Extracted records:

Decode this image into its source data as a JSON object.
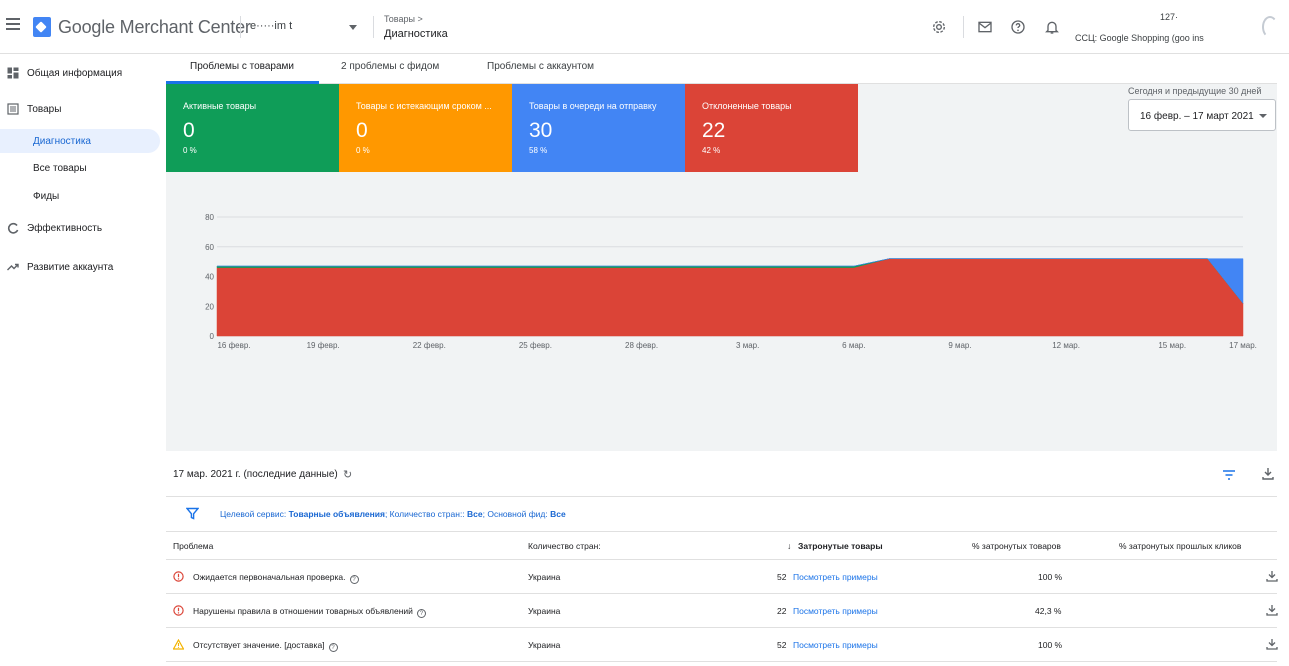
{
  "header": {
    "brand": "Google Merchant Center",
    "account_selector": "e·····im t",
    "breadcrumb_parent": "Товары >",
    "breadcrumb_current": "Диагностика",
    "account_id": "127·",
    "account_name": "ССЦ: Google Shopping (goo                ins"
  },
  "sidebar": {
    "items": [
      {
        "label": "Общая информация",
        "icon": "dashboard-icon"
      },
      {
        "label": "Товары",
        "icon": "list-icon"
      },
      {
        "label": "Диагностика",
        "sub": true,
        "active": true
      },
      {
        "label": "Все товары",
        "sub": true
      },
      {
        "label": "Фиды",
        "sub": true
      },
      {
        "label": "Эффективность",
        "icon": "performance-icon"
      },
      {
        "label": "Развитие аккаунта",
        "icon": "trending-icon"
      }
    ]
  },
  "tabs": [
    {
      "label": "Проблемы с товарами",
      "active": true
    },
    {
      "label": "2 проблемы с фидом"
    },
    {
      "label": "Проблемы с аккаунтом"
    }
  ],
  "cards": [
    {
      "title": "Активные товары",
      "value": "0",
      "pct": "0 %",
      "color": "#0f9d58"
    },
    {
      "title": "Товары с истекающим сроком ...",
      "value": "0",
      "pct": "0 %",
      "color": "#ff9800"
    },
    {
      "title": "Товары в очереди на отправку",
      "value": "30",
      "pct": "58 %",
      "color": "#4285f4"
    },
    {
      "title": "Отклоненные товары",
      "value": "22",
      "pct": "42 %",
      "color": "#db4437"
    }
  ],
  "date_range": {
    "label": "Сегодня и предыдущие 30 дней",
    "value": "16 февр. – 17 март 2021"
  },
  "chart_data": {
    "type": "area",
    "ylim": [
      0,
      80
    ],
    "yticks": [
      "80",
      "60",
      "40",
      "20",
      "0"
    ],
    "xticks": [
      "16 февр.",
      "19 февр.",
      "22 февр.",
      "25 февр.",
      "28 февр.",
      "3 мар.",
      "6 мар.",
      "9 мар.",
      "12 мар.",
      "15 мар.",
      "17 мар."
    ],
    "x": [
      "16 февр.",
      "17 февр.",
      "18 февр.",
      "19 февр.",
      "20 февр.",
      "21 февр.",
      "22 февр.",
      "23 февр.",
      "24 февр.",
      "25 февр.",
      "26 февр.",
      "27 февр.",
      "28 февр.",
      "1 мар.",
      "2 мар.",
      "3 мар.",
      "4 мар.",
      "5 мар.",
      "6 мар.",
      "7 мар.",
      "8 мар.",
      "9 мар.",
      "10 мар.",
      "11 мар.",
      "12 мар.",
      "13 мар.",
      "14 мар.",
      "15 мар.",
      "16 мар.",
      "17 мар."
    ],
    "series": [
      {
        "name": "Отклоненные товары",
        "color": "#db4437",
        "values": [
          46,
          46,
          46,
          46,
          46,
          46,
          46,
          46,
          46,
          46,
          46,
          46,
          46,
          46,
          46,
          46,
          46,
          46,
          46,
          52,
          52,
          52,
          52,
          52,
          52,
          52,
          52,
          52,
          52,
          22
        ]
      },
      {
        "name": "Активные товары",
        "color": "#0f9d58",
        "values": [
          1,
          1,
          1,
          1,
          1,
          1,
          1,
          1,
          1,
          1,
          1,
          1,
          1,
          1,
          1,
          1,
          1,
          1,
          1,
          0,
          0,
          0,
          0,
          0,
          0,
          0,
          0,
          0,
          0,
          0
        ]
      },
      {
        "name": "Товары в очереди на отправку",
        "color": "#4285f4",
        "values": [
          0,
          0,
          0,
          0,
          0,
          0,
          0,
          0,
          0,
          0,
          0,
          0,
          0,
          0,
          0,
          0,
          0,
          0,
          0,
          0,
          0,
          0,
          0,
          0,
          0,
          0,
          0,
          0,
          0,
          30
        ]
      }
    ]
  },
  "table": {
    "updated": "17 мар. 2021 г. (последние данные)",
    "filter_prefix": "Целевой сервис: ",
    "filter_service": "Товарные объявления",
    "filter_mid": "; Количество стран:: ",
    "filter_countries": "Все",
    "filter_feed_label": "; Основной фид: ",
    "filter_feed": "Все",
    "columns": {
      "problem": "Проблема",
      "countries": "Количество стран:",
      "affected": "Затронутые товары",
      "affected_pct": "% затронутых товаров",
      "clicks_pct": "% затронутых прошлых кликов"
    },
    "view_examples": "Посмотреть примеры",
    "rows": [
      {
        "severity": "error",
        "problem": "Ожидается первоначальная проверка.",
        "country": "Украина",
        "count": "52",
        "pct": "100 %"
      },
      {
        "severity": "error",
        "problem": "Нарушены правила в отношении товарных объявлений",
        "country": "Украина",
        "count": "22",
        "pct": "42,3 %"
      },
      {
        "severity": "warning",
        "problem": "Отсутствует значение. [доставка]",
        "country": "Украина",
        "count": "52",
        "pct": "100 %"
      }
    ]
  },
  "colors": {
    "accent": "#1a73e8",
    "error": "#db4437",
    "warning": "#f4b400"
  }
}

▸ PROMPT:
Look through the data and show every line containing "Количество".

▸ THE OUTPUT:
    "filter_mid": "; Количество стран:: ",
      "countries": "Количество стран:",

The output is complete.